Repeat the lines below exactly as they appear, but leave out the images.

-- start --

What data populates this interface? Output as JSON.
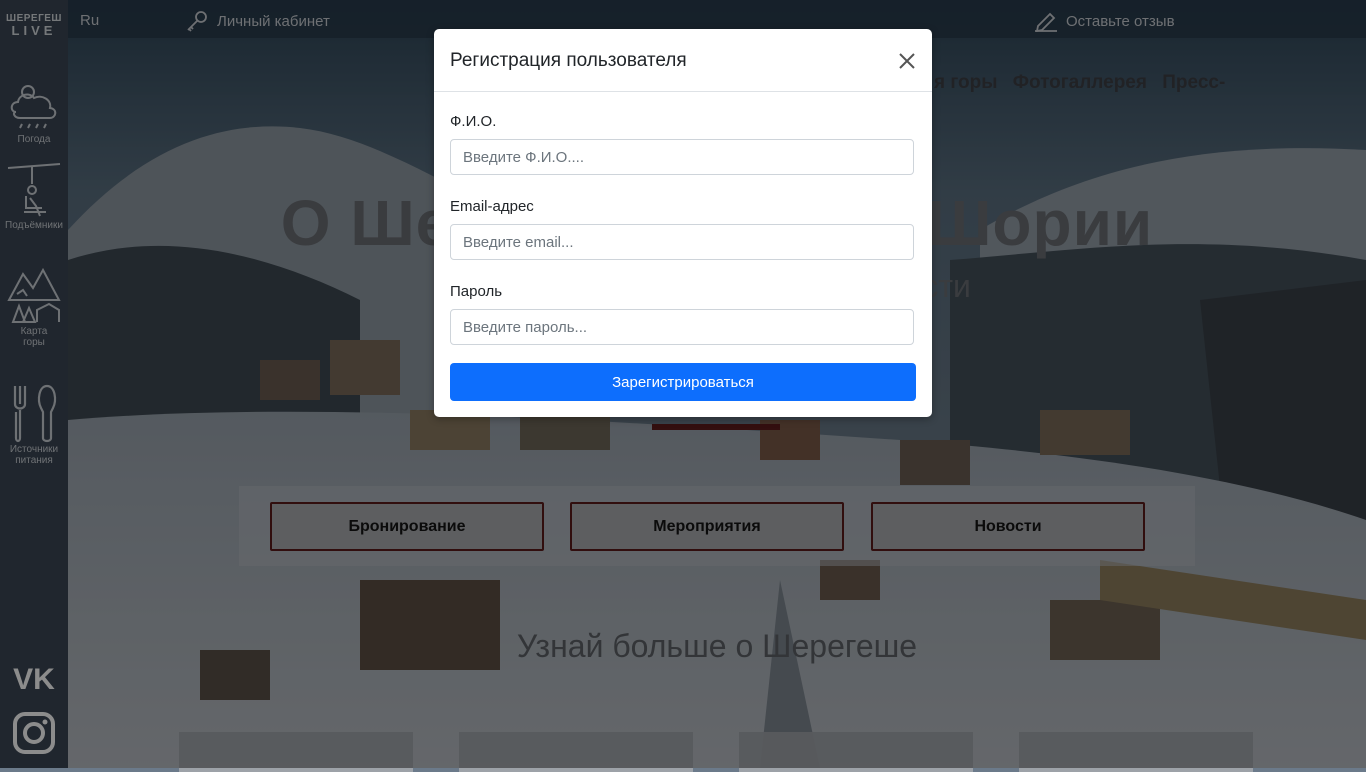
{
  "brand": {
    "line1": "ШЕРЕГЕШ",
    "line2": "LIVE"
  },
  "topbar": {
    "language": "Ru",
    "cabinet_label": "Личный кабинет",
    "review_label": "Оставьте отзыв"
  },
  "sidebar": {
    "items": [
      {
        "label": "Погода",
        "icon": "weather-icon"
      },
      {
        "label": "Подъёмники",
        "icon": "chairlift-icon"
      },
      {
        "label_line1": "Карта",
        "label_line2": "горы",
        "icon": "mountain-map-icon"
      },
      {
        "label_line1": "Источники",
        "label_line2": "питания",
        "icon": "food-icon"
      }
    ],
    "social": [
      "vk-icon",
      "instagram-icon"
    ]
  },
  "page": {
    "nav_items": [
      "я горы",
      "Фотогаллерея",
      "Пресс-"
    ],
    "hero_title": "О Шер                    й Шории",
    "hero_sub1": "Второ                              улярности",
    "hero_sub2": "и",
    "buttons": [
      "Бронирование",
      "Мероприятия",
      "Новости"
    ],
    "learn_more": "Узнай больше о Шерегеше"
  },
  "modal": {
    "title": "Регистрация пользователя",
    "fields": [
      {
        "label": "Ф.И.О.",
        "placeholder": "Введите Ф.И.О....",
        "value": ""
      },
      {
        "label": "Email-адрес",
        "placeholder": "Введите email...",
        "value": ""
      },
      {
        "label": "Пароль",
        "placeholder": "Введите пароль...",
        "value": ""
      }
    ],
    "submit_label": "Зарегистрироваться"
  },
  "colors": {
    "sidebar_bg": "#3b4654",
    "primary_button": "#0d6efd",
    "accent_red": "#5a1a1a"
  }
}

-- end --

● **Reply**
What data populates this interface? Output as JSON.
{
  "brand": {
    "line1": "ШЕРЕГЕШ",
    "line2": "LIVE"
  },
  "topbar": {
    "language": "Ru",
    "cabinet_label": "Личный кабинет",
    "review_label": "Оставьте отзыв"
  },
  "sidebar": {
    "items": [
      {
        "label": "Погода",
        "icon": "weather-icon"
      },
      {
        "label": "Подъёмники",
        "icon": "chairlift-icon"
      },
      {
        "label_line1": "Карта",
        "label_line2": "горы",
        "icon": "mountain-map-icon"
      },
      {
        "label_line1": "Источники",
        "label_line2": "питания",
        "icon": "food-icon"
      }
    ],
    "social": [
      "vk-icon",
      "instagram-icon"
    ]
  },
  "page": {
    "nav_items": [
      "я горы",
      "Фотогаллерея",
      "Пресс-"
    ],
    "hero_title": "О Шер                    й Шории",
    "hero_sub1": "Второ                              улярности",
    "hero_sub2": "и",
    "buttons": [
      "Бронирование",
      "Мероприятия",
      "Новости"
    ],
    "learn_more": "Узнай больше о Шерегеше"
  },
  "modal": {
    "title": "Регистрация пользователя",
    "fields": [
      {
        "label": "Ф.И.О.",
        "placeholder": "Введите Ф.И.О....",
        "value": ""
      },
      {
        "label": "Email-адрес",
        "placeholder": "Введите email...",
        "value": ""
      },
      {
        "label": "Пароль",
        "placeholder": "Введите пароль...",
        "value": ""
      }
    ],
    "submit_label": "Зарегистрироваться"
  },
  "colors": {
    "sidebar_bg": "#3b4654",
    "primary_button": "#0d6efd",
    "accent_red": "#5a1a1a"
  }
}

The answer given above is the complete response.